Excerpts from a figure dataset
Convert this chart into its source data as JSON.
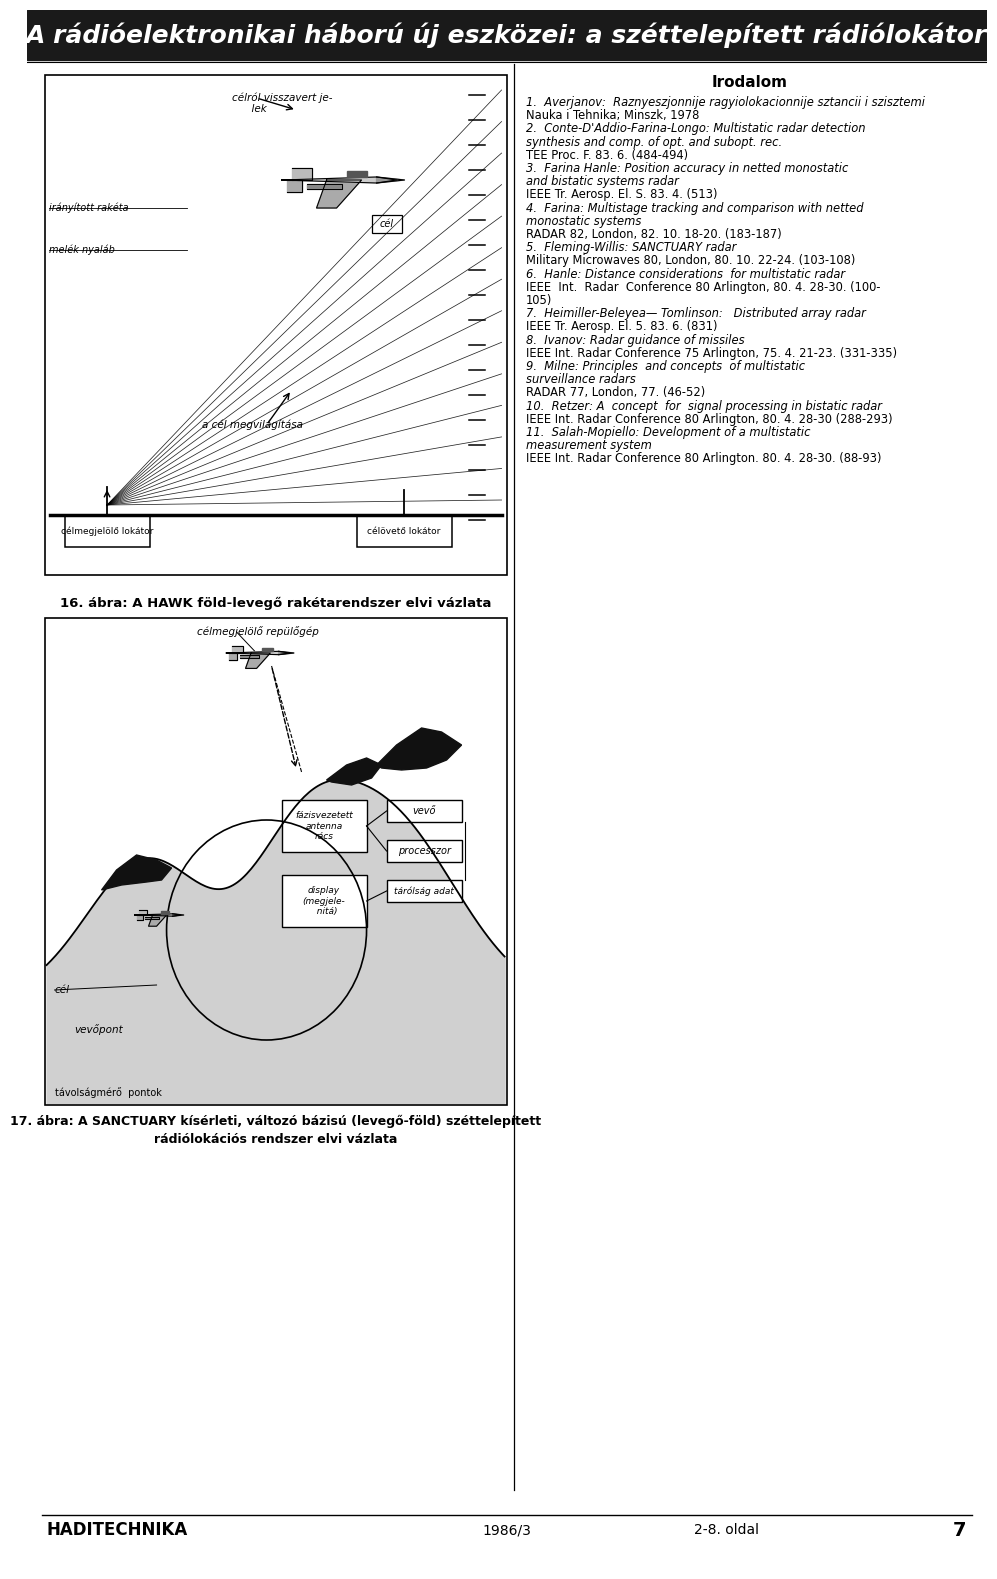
{
  "title": "A rádióelektronikai háború új eszközei: a széttelepített rádiólokátor",
  "title_fontsize": 18,
  "bg_color": "#ffffff",
  "footer_left": "HADITECHNIKA",
  "footer_center": "1986/3",
  "footer_right_left": "2-8. oldal",
  "footer_right_right": "7",
  "fig16_caption": "16. ábra: A HAWK föld-levegő rakétarendszer elvi vázlata",
  "fig17_caption_line1": "17. ábra: A SANCTUARY kísérleti, változó bázisú (levegő-föld) széttelepített",
  "fig17_caption_line2": "rádiólokációs rendszer elvi vázlata",
  "irodalom_title": "Irodalom",
  "ref_lines": [
    [
      true,
      "1.  Averjanov:  Raznyeszjonnije ragyiolokacionnije sztancii i szisztemi"
    ],
    [
      false,
      "Nauka i Tehnika; Minszk, 1978"
    ],
    [
      true,
      "2.  Conte-D'Addio-Farina-Longo: Multistatic radar detection"
    ],
    [
      true,
      "synthesis and comp. of opt. and subopt. rec."
    ],
    [
      false,
      "TEE Proc. F. 83. 6. (484-494)"
    ],
    [
      true,
      "3.  Farina Hanle: Position accuracy in netted monostatic"
    ],
    [
      true,
      "and bistatic systems radar"
    ],
    [
      false,
      "IEEE Tr. Aerosp. El. S. 83. 4. (513)"
    ],
    [
      true,
      "4.  Farina: Multistage tracking and comparison with netted"
    ],
    [
      true,
      "monostatic systems"
    ],
    [
      false,
      "RADAR 82, London, 82. 10. 18-20. (183-187)"
    ],
    [
      true,
      "5.  Fleming-Willis: SANCTUARY radar"
    ],
    [
      false,
      "Military Microwaves 80, London, 80. 10. 22-24. (103-108)"
    ],
    [
      true,
      "6.  Hanle: Distance considerations  for multistatic radar"
    ],
    [
      false,
      "IEEE  Int.  Radar  Conference 80 Arlington, 80. 4. 28-30. (100-"
    ],
    [
      false,
      "105)"
    ],
    [
      true,
      "7.  Heimiller-Beleyea— Tomlinson:   Distributed array radar"
    ],
    [
      false,
      "IEEE Tr. Aerosp. El. 5. 83. 6. (831)"
    ],
    [
      true,
      "8.  Ivanov: Radar guidance of missiles"
    ],
    [
      false,
      "IEEE Int. Radar Conference 75 Arlington, 75. 4. 21-23. (331-335)"
    ],
    [
      true,
      "9.  Milne: Principles  and concepts  of multistatic"
    ],
    [
      true,
      "surveillance radars"
    ],
    [
      false,
      "RADAR 77, London, 77. (46-52)"
    ],
    [
      true,
      "10.  Retzer: A  concept  for  signal processing in bistatic radar"
    ],
    [
      false,
      "IEEE Int. Radar Conference 80 Arlington, 80. 4. 28-30 (288-293)"
    ],
    [
      true,
      "11.  Salah-Mopiello: Development of a multistatic"
    ],
    [
      true,
      "measurement system"
    ],
    [
      false,
      "IEEE Int. Radar Conference 80 Arlington. 80. 4. 28-30. (88-93)"
    ]
  ],
  "fig16_labels": {
    "top_label": "célról visszavert je-\n      lek",
    "left_label1": "irányított rakéta",
    "left_label2": "melék nyaláb",
    "cel_label": "cél",
    "beam_label": "a cél megvilágítása",
    "box_left": "célmegjelölő lokátor",
    "box_right": "célövető lokátor"
  },
  "fig17_labels": {
    "top_label": "célmegjelölő repülőgép",
    "cel_label": "cél",
    "vevopont": "vevőpont",
    "tavolsag": "távolságmérő  pontok",
    "fazis": "fázisvezetett\nantenna\nrács",
    "vevo": "vevő",
    "processor": "processzor",
    "tarolsag": "tárólság adat",
    "display": "display\n(megjele-\n  nitá)"
  }
}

• **TASK DETAILS**: Give the count of lines in the data above that hold the string "Arlington", with no additional words.

• **SOLUTION FOR THIS EXERCISE**: 4